** begin Supplied material **
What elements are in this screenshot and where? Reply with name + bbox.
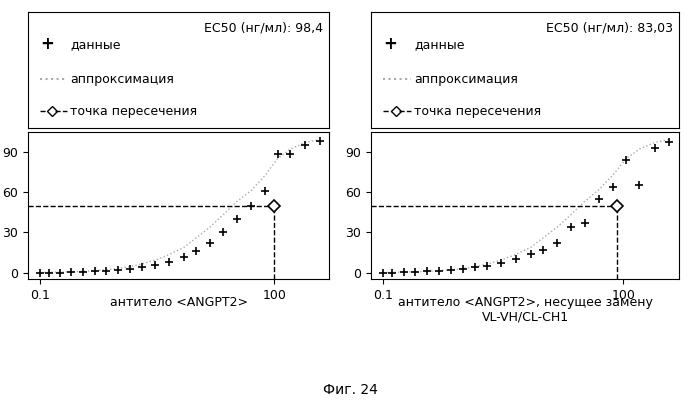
Text: аппроксимация: аппроксимация <box>414 72 518 85</box>
Text: точка пересечения: точка пересечения <box>414 105 541 118</box>
Text: Фиг. 24: Фиг. 24 <box>323 383 377 397</box>
Text: точка пересечения: точка пересечения <box>70 105 197 118</box>
Text: данные: данные <box>70 38 120 51</box>
Text: EC50 (нг/мл): 98,4: EC50 (нг/мл): 98,4 <box>204 21 323 34</box>
Text: +: + <box>384 36 397 53</box>
Text: данные: данные <box>414 38 465 51</box>
Text: антитело <ANGPT2>, несущее замену
VL-VH/CL-CH1: антитело <ANGPT2>, несущее замену VL-VH/… <box>398 296 652 324</box>
Text: +: + <box>40 36 54 53</box>
Text: EC50 (нг/мл): 83,03: EC50 (нг/мл): 83,03 <box>546 21 673 34</box>
Text: антитело <ANGPT2>: антитело <ANGPT2> <box>109 296 248 309</box>
Text: аппроксимация: аппроксимация <box>70 72 174 85</box>
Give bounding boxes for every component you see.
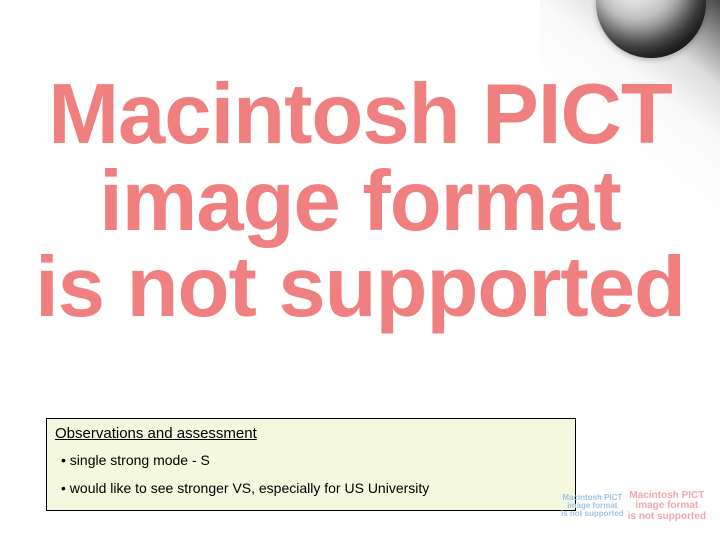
- thumbnail-b: Macintosh PICT image format is not suppo…: [628, 491, 706, 523]
- list-item: would like to see stronger VS, especiall…: [61, 474, 565, 502]
- main-error-message: Macintosh PICT image format is not suppo…: [0, 72, 720, 332]
- observations-box: Observations and assessment single stron…: [46, 418, 576, 511]
- list-item: single strong mode - S: [61, 446, 565, 474]
- error-line-3: is not supported: [0, 245, 720, 332]
- decorative-sphere: [596, 0, 706, 58]
- error-line-1: Macintosh PICT: [0, 72, 720, 159]
- observations-heading: Observations and assessment: [47, 419, 575, 446]
- thumbnail-a: Macintosh PICT image format is not suppo…: [561, 494, 624, 519]
- error-line-2: image format: [0, 159, 720, 246]
- thumb-b-l3: is not supported: [628, 512, 706, 523]
- thumbnail-strip: Macintosh PICT image format is not suppo…: [561, 491, 706, 523]
- observations-bullets: single strong mode - S would like to see…: [47, 446, 575, 510]
- thumb-b-l2: image format: [628, 501, 706, 512]
- thumb-a-l3: is not supported: [561, 510, 624, 518]
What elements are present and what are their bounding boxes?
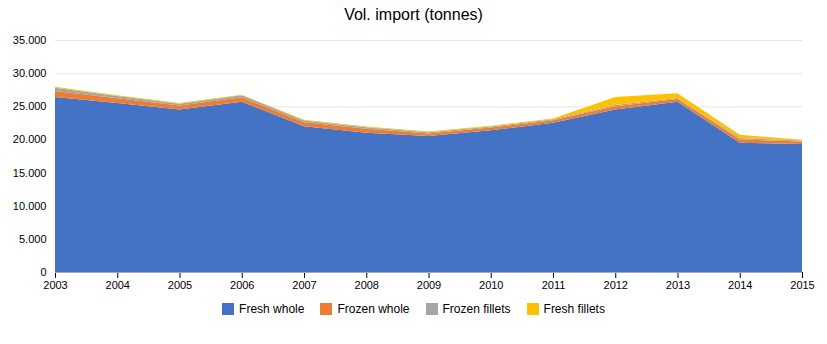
svg-text:0: 0 <box>40 266 46 278</box>
svg-text:2003: 2003 <box>43 279 67 291</box>
html-text:Fresh whole: Fresh whole <box>239 302 305 316</box>
svg-text:2012: 2012 <box>604 279 628 291</box>
svg-text:20.000: 20.000 <box>13 133 47 145</box>
svg-text:2013: 2013 <box>666 279 690 291</box>
svg-text:35.000: 35.000 <box>13 34 47 46</box>
svg-text:10.000: 10.000 <box>13 200 47 212</box>
html-text:Frozen whole: Frozen whole <box>337 302 410 316</box>
svg-text:2010: 2010 <box>479 279 503 291</box>
svg-text:5.000: 5.000 <box>19 233 47 245</box>
svg-text:30.000: 30.000 <box>13 67 47 79</box>
html-text:Frozen fillets: Frozen fillets <box>442 302 511 316</box>
svg-text:2015: 2015 <box>790 279 814 291</box>
svg-text:25.000: 25.000 <box>13 100 47 112</box>
html-text:Vol. import (tonnes): Vol. import (tonnes) <box>344 6 483 23</box>
svg-text:2006: 2006 <box>230 279 254 291</box>
svg-text:2004: 2004 <box>106 279 130 291</box>
svg-text:15.000: 15.000 <box>13 167 47 179</box>
svg-text:2011: 2011 <box>542 279 566 291</box>
svg-text:2008: 2008 <box>355 279 379 291</box>
svg-text:2014: 2014 <box>728 279 752 291</box>
svg-text:2007: 2007 <box>292 279 316 291</box>
svg-text:2005: 2005 <box>168 279 192 291</box>
html-text:Fresh fillets: Fresh fillets <box>543 302 605 316</box>
svg-text:2009: 2009 <box>417 279 441 291</box>
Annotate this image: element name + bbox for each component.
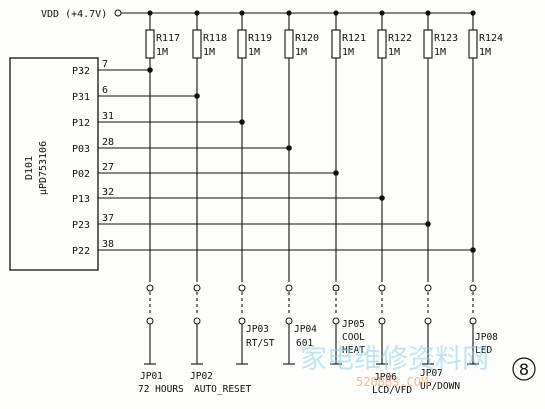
jp05-contact-top bbox=[332, 284, 340, 292]
p32-port-label: P32 bbox=[72, 66, 90, 77]
r120-body bbox=[284, 29, 294, 59]
r121-value-label: 1M bbox=[342, 47, 354, 58]
r117-body bbox=[145, 29, 155, 59]
p22-pin-number: 38 bbox=[102, 239, 114, 250]
p13-port-label: P13 bbox=[72, 194, 90, 205]
jp06-contact-bottom bbox=[378, 317, 386, 325]
jumper-layer: JP01 72 HOURS JP02 AUTO_RESET JP03 RT/ST JP04 6… bbox=[138, 58, 498, 396]
jp06-function-label: LCD/VFD bbox=[372, 385, 412, 396]
jp06-contact-top bbox=[378, 284, 386, 292]
watermark-text: 家电维修资料网 bbox=[300, 344, 489, 375]
p31-port-label: P31 bbox=[72, 92, 90, 103]
figure-number: 8 bbox=[519, 360, 529, 379]
jp05-contact-bottom bbox=[332, 317, 340, 325]
r123-ref-label: R123 bbox=[434, 33, 458, 44]
watermark: 家电维修资料网 520BBS.COM bbox=[300, 344, 489, 389]
jp04-contact-top bbox=[285, 284, 293, 292]
chip-ref: D101 bbox=[24, 156, 35, 180]
jp01-ref-label: JP01 bbox=[140, 371, 163, 382]
jp01-contact-top bbox=[146, 284, 154, 292]
r123-body bbox=[423, 29, 433, 59]
jp08-contact-top bbox=[469, 284, 477, 292]
p32-pin-number: 7 bbox=[102, 59, 108, 70]
jp07-ref-label: JP07 bbox=[420, 368, 443, 379]
jp02-contact-top bbox=[193, 284, 201, 292]
chip-body bbox=[9, 57, 99, 271]
p03-port-label: P03 bbox=[72, 144, 90, 155]
jp07-contact-bottom bbox=[424, 317, 432, 325]
r123-value-label: 1M bbox=[434, 47, 446, 58]
p12-pin-number: 31 bbox=[102, 111, 114, 122]
jp04-function-label: 601 bbox=[296, 338, 313, 349]
r118-ref-label: R118 bbox=[203, 33, 227, 44]
jp08-function-label: LED bbox=[475, 345, 492, 356]
resistor-layer: R117 1M R118 1M R119 1M R120 1M R121 1M R122 1M R123… bbox=[145, 10, 503, 59]
jp03-ref-label: JP03 bbox=[246, 324, 269, 335]
r118-body bbox=[192, 29, 202, 59]
r122-body bbox=[377, 29, 387, 59]
jp02-function-label: AUTO_RESET bbox=[194, 384, 251, 395]
r119-ref-label: R119 bbox=[248, 33, 272, 44]
r124-ref-label: R124 bbox=[479, 33, 503, 44]
jp05-function-label: COOL bbox=[342, 332, 365, 343]
r121-ref-label: R121 bbox=[342, 33, 366, 44]
p02-pin-number: 27 bbox=[102, 162, 114, 173]
p02-port-label: P02 bbox=[72, 169, 90, 180]
static-layer: VDD (+4.7V) D101 μPD753106 bbox=[9, 9, 473, 271]
jp03-contact-top bbox=[238, 284, 246, 292]
r122-value-label: 1M bbox=[388, 47, 400, 58]
jp07-function-label: UP/DOWN bbox=[420, 381, 460, 392]
p12-port-label: P12 bbox=[72, 118, 90, 129]
supply-terminal bbox=[114, 9, 122, 17]
jp04-ref-label: JP04 bbox=[294, 324, 317, 335]
r119-value-label: 1M bbox=[248, 47, 260, 58]
jp08-ref-label: JP08 bbox=[475, 332, 498, 343]
r122-ref-label: R122 bbox=[388, 33, 412, 44]
jp04-contact-bottom bbox=[285, 317, 293, 325]
jp02-ref-label: JP02 bbox=[190, 371, 213, 382]
jp01-function-label: 72 HOURS bbox=[138, 384, 184, 395]
pin-layer: P32 7 P31 6 P12 31 P03 28 P02 27 P13 32 P23 37 P22 38 bbox=[72, 59, 476, 257]
chip-part-number: μPD753106 bbox=[38, 141, 49, 195]
watermark-url: 520BBS.COM bbox=[356, 375, 428, 389]
jp03-contact-bottom bbox=[238, 317, 246, 325]
jp08-contact-bottom bbox=[469, 317, 477, 325]
jp05-ref-label: JP05 bbox=[342, 319, 365, 330]
r117-ref-label: R117 bbox=[156, 33, 180, 44]
p23-pin-number: 37 bbox=[102, 213, 114, 224]
figure-number-ring bbox=[512, 357, 536, 381]
p13-pin-number: 32 bbox=[102, 187, 114, 198]
r120-ref-label: R120 bbox=[295, 33, 319, 44]
supply-label: VDD (+4.7V) bbox=[41, 9, 107, 20]
p23-port-label: P23 bbox=[72, 220, 90, 231]
jp06-ref-label: JP06 bbox=[374, 372, 397, 383]
r124-value-label: 1M bbox=[479, 47, 491, 58]
jp03-function-label: RT/ST bbox=[246, 338, 275, 349]
p31-pin-number: 6 bbox=[102, 85, 108, 96]
jp07-contact-top bbox=[424, 284, 432, 292]
p03-pin-number: 28 bbox=[102, 137, 114, 148]
r120-value-label: 1M bbox=[295, 47, 307, 58]
r121-body bbox=[331, 29, 341, 59]
jp02-contact-bottom bbox=[193, 317, 201, 325]
r118-value-label: 1M bbox=[203, 47, 215, 58]
r119-body bbox=[237, 29, 247, 59]
jp01-contact-bottom bbox=[146, 317, 154, 325]
r117-value-label: 1M bbox=[156, 47, 168, 58]
r124-body bbox=[468, 29, 478, 59]
p22-port-label: P22 bbox=[72, 246, 90, 257]
jp05-function-label-2: HEAT bbox=[342, 345, 365, 356]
** end Supplied material **
### Set exercise
Return the lines between the one containing "- thumbnail-b: Macintosh" and the one containing "- error-line-3: is", inclusive, reproducing each character for character.

### Output for this exercise
- thumbnail-b: Macintosh PICT image format is not suppo…: [628, 491, 706, 523]
- list-item: would like to see stronger VS, especiall…: [61, 474, 565, 502]
- main-error-message: Macintosh PICT image format is not suppo…: [0, 72, 720, 332]
- observations-box: Observations and assessment single stron…: [46, 418, 576, 511]
- list-item: single strong mode - S: [61, 446, 565, 474]
- error-line-3: is not supported: [0, 245, 720, 332]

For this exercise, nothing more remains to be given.